Stored data entries:
+++

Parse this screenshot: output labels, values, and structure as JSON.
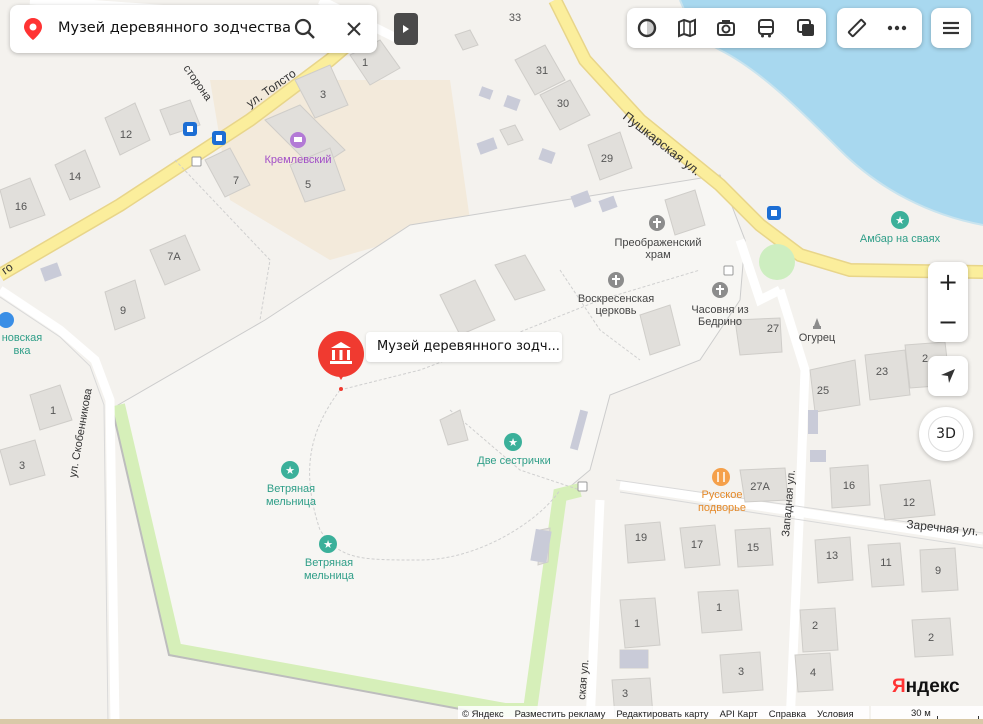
{
  "search": {
    "query": "Музей деревянного зодчества"
  },
  "popup": {
    "label": "Музей деревянного зодч..."
  },
  "zoom": {
    "in": "+",
    "out": "−"
  },
  "btn3d": {
    "label": "3D"
  },
  "brand": {
    "ya": "Я",
    "ndex": "ндекс"
  },
  "footer": {
    "copyright": "© Яндекс",
    "ads": "Разместить рекламу",
    "edit": "Редактировать карту",
    "api": "API Карт",
    "help": "Справка",
    "terms": "Условия"
  },
  "scale": {
    "label": "30 м"
  },
  "streets": {
    "tolstogo": "ул. Толсто",
    "storona": "сторона",
    "pushkarskaya": "Пушкарская ул.",
    "skobennikova": "ул. Скобенникова",
    "zapadnaya": "Западная ул.",
    "zarechnaya": "Заречная ул.",
    "sk": "ская ул.",
    "go": "го"
  },
  "pois": {
    "kremlevsky": "Кремлевский",
    "preobrazhensky1": "Преображенский",
    "preobrazhensky2": "храм",
    "voskresenskaya1": "Воскресенская",
    "voskresenskaya2": "церковь",
    "chasovnya1": "Часовня из",
    "chasovnya2": "Бедрино",
    "ambar": "Амбар на сваях",
    "ogurets": "Огурец",
    "dve": "Две сестрички",
    "mill1a": "Ветряная",
    "mill1b": "мельница",
    "mill2a": "Ветряная",
    "mill2b": "мельница",
    "russkoe1": "Русское",
    "russkoe2": "подворье",
    "left1": "новская",
    "left2": "вка"
  },
  "houses": [
    "33",
    "1",
    "3",
    "31",
    "30",
    "12",
    "29",
    "14",
    "7",
    "5",
    "16",
    "7А",
    "9",
    "1",
    "3",
    "27",
    "25",
    "23",
    "2",
    "16",
    "27А",
    "12",
    "19",
    "17",
    "15",
    "13",
    "11",
    "9",
    "1",
    "1",
    "2",
    "2",
    "3",
    "4",
    "3"
  ],
  "colors": {
    "marker": "#f03a30",
    "poi": "#3bb09a",
    "food": "#f5a04a",
    "water": "#a8d8ef",
    "park": "#dff2c8"
  }
}
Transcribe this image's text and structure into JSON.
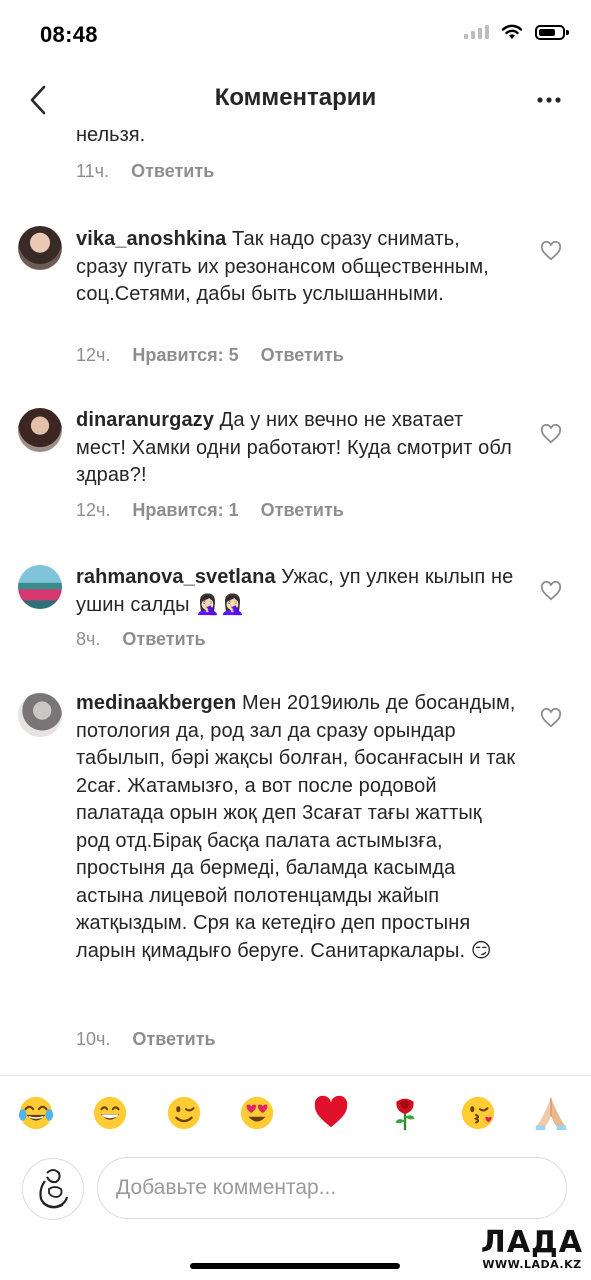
{
  "status_bar": {
    "time": "08:48"
  },
  "header": {
    "title": "Комментарии"
  },
  "partial_comment": {
    "text_tail": "нельзя.",
    "time": "11ч.",
    "reply_label": "Ответить"
  },
  "comments": [
    {
      "username": "vika_anoshkina",
      "text": "Так надо сразу снимать, сразу пугать их резонансом общественным, соц.Сетями, дабы быть услышанными.",
      "time": "12ч.",
      "likes_label": "Нравится: 5",
      "reply_label": "Ответить"
    },
    {
      "username": "dinaranurgazy",
      "text": "Да у них вечно не хватает мест! Хамки одни работают! Куда смотрит обл здрав?!",
      "time": "12ч.",
      "likes_label": "Нравится: 1",
      "reply_label": "Ответить"
    },
    {
      "username": "rahmanova_svetlana",
      "text": "Ужас, уп улкен кылып не ушин салды 🤦🏻‍♀️🤦🏻‍♀️",
      "time": "8ч.",
      "reply_label": "Ответить"
    },
    {
      "username": "medinaakbergen",
      "text": "Мен 2019июль де босандым, потология да, род зал да сразу орындар табылып, бәрі жақсы болған, босанғасын и так 2сағ. Жатамызғо, а вот после родовой палатада орын жоқ деп 3сағат тағы жаттық род отд.Бірақ басқа палата астымызға, простыня да бермеді, баламда касымда астына лицевой полотенцамды жайып жатқыздым. Сря ка кетедіғо деп простыня ларын қимадығо беруге. Санитаркалары. 😏",
      "time": "10ч.",
      "reply_label": "Ответить"
    }
  ],
  "emoji_bar": [
    "😂",
    "😁",
    "😉",
    "😍",
    "❤️",
    "🌹",
    "😘",
    "🙏🏻"
  ],
  "composer": {
    "placeholder": "Добавьте комментар..."
  },
  "watermark": {
    "logo": "ЛАДА",
    "url": "WWW.LADA.KZ"
  }
}
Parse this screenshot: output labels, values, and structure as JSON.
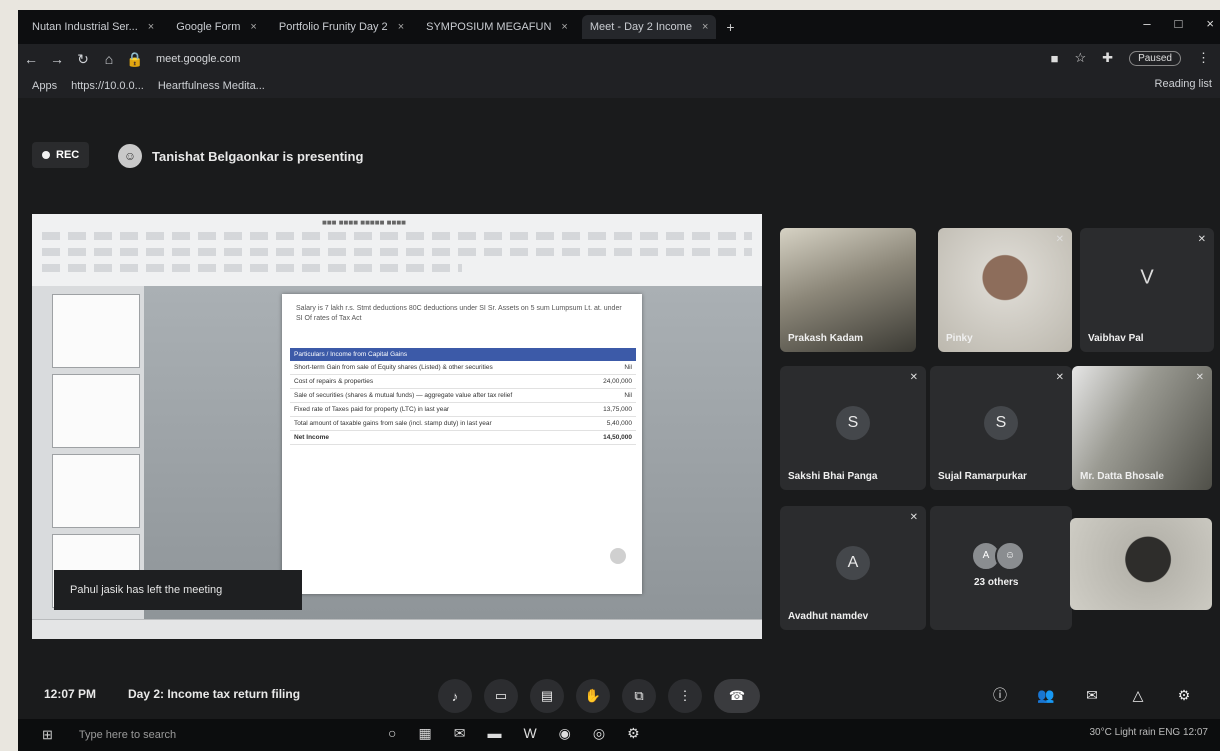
{
  "tabs": [
    {
      "label": "Nutan Industrial Ser...",
      "active": false
    },
    {
      "label": "Google Form",
      "active": false
    },
    {
      "label": "Portfolio Frunity Day 2",
      "active": false
    },
    {
      "label": "SYMPOSIUM MEGAFUN",
      "active": false
    },
    {
      "label": "Meet - Day 2 Income",
      "active": true
    }
  ],
  "address": {
    "url": "meet.google.com"
  },
  "toolbar": {
    "profile_label": "Paused"
  },
  "bookmarks": {
    "apps": "Apps",
    "item1": "https://10.0.0...",
    "item2": "Heartfulness Medita...",
    "reading_list": "Reading list"
  },
  "meet": {
    "rec_label": "REC",
    "presenter_text": "Tanishat Belgaonkar is presenting",
    "toast": "Pahul jasik has left the meeting",
    "clock": "12:07 PM",
    "meeting_title": "Day 2: Income tax return filing"
  },
  "slide": {
    "intro": "Salary is 7 lakh  r.s.  Stmt deductions  80C deductions  under SI  Sr. Assets on 5 sum Lumpsum  Lt. at. under SI  Of rates of Tax Act",
    "header": "Particulars / Income from Capital Gains",
    "rows": [
      {
        "label": "Short-term Gain from sale of Equity shares (Listed) & other securities",
        "value": "Nil"
      },
      {
        "label": "Cost of repairs & properties",
        "value": "24,00,000"
      },
      {
        "label": "Sale of securities (shares & mutual funds) — aggregate value after tax relief",
        "value": "Nil"
      },
      {
        "label": "Fixed rate of Taxes paid for property (LTC) in last year",
        "value": "13,75,000"
      },
      {
        "label": "Total amount of taxable gains from sale (incl. stamp duty) in last year",
        "value": "5,40,000"
      },
      {
        "label": "Net Income",
        "value": "14,50,000",
        "total": true
      }
    ]
  },
  "participants": [
    {
      "name": "Prakash Kadam",
      "type": "video"
    },
    {
      "name": "Pinky",
      "type": "video"
    },
    {
      "name": "Vaibhav Pal",
      "type": "letter",
      "letter": "V"
    },
    {
      "name": "Sakshi Bhai Panga",
      "type": "letter",
      "letter": "S"
    },
    {
      "name": "Sujal Ramarpurkar",
      "type": "letter",
      "letter": "S"
    },
    {
      "name": "Mr. Datta Bhosale",
      "type": "video"
    },
    {
      "name": "Avadhut namdev",
      "type": "letter",
      "letter": "A"
    },
    {
      "name": "23 others",
      "type": "others"
    },
    {
      "name": "",
      "type": "video"
    }
  ],
  "taskbar": {
    "search": "Type here to search",
    "tray": "30°C  Light rain  ENG  12:07"
  }
}
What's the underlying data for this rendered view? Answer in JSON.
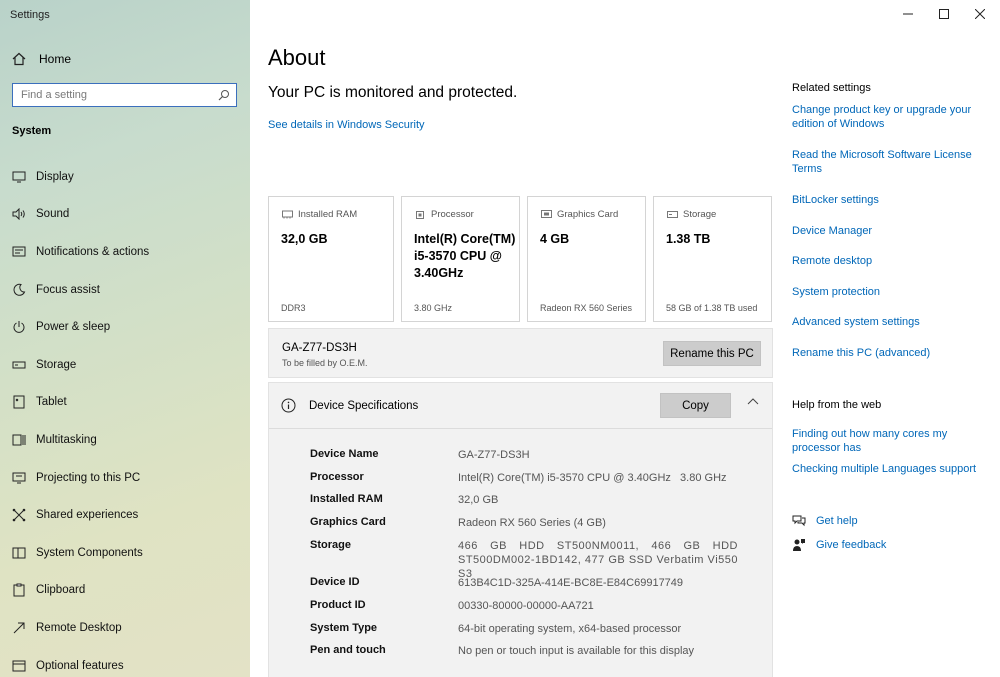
{
  "window": {
    "title": "Settings"
  },
  "sidebar": {
    "home_label": "Home",
    "search_placeholder": "Find a setting",
    "section_label": "System",
    "items": [
      {
        "label": "Display",
        "icon": "monitor-icon"
      },
      {
        "label": "Sound",
        "icon": "speaker-icon"
      },
      {
        "label": "Notifications & actions",
        "icon": "notification-icon"
      },
      {
        "label": "Focus assist",
        "icon": "moon-icon"
      },
      {
        "label": "Power & sleep",
        "icon": "power-icon"
      },
      {
        "label": "Storage",
        "icon": "storage-icon"
      },
      {
        "label": "Tablet",
        "icon": "tablet-icon"
      },
      {
        "label": "Multitasking",
        "icon": "multitasking-icon"
      },
      {
        "label": "Projecting to this PC",
        "icon": "projector-icon"
      },
      {
        "label": "Shared experiences",
        "icon": "shared-icon"
      },
      {
        "label": "System Components",
        "icon": "components-icon"
      },
      {
        "label": "Clipboard",
        "icon": "clipboard-icon"
      },
      {
        "label": "Remote Desktop",
        "icon": "remote-icon"
      },
      {
        "label": "Optional features",
        "icon": "features-icon"
      }
    ]
  },
  "main": {
    "title": "About",
    "protection_status": "Your PC is monitored and protected.",
    "security_link": "See details in Windows Security",
    "cards": [
      {
        "label": "Installed RAM",
        "value": "32,0 GB",
        "sub": "DDR3",
        "icon": "ram-icon"
      },
      {
        "label": "Processor",
        "value": "Intel(R) Core(TM) i5-3570 CPU @ 3.40GHz",
        "sub": "3.80 GHz",
        "icon": "processor-icon"
      },
      {
        "label": "Graphics Card",
        "value": "4 GB",
        "sub": "Radeon RX 560 Series",
        "icon": "graphics-card-icon"
      },
      {
        "label": "Storage",
        "value": "1.38 TB",
        "sub": "58 GB of 1.38 TB used",
        "icon": "storage-drive-icon"
      }
    ],
    "pc_name": "GA-Z77-DS3H",
    "pc_subtitle": "To be filled by O.E.M.",
    "rename_button": "Rename this PC",
    "specs_header": "Device Specifications",
    "copy_button": "Copy",
    "specs": [
      {
        "key": "Device Name",
        "value": "GA-Z77-DS3H"
      },
      {
        "key": "Processor",
        "value": "Intel(R) Core(TM) i5-3570 CPU @ 3.40GHz   3.80 GHz"
      },
      {
        "key": "Installed RAM",
        "value": "32,0 GB"
      },
      {
        "key": "Graphics Card",
        "value": "Radeon RX 560 Series (4 GB)"
      },
      {
        "key": "Storage",
        "value": "466 GB HDD ST500NM0011, 466 GB HDD ST500DM002-1BD142, 477 GB SSD Verbatim Vi550 S3"
      },
      {
        "key": "Device ID",
        "value": "613B4C1D-325A-414E-BC8E-E84C69917749"
      },
      {
        "key": "Product ID",
        "value": "00330-80000-00000-AA721"
      },
      {
        "key": "System Type",
        "value": "64-bit operating system, x64-based processor"
      },
      {
        "key": "Pen and touch",
        "value": "No pen or touch input is available for this display"
      }
    ]
  },
  "right": {
    "related_header": "Related settings",
    "related_links": [
      "Change product key or upgrade your edition of Windows",
      "Read the Microsoft Software License Terms",
      "BitLocker settings",
      "Device Manager",
      "Remote desktop",
      "System protection",
      "Advanced system settings",
      "Rename this PC (advanced)"
    ],
    "help_header": "Help from the web",
    "help_links": [
      "Finding out how many cores my processor has",
      "Checking multiple Languages support"
    ],
    "get_help": "Get help",
    "give_feedback": "Give feedback"
  },
  "colors": {
    "link": "#0067b8",
    "search_border": "#3b6fbd",
    "button": "#cccccc",
    "panel": "#f2f2f2"
  }
}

+++

- _What is expected_: Whenever "features" turns up in a line, pick that line out.

- _Finished task_:
        "label": "Optional features",
        "icon": "features-icon"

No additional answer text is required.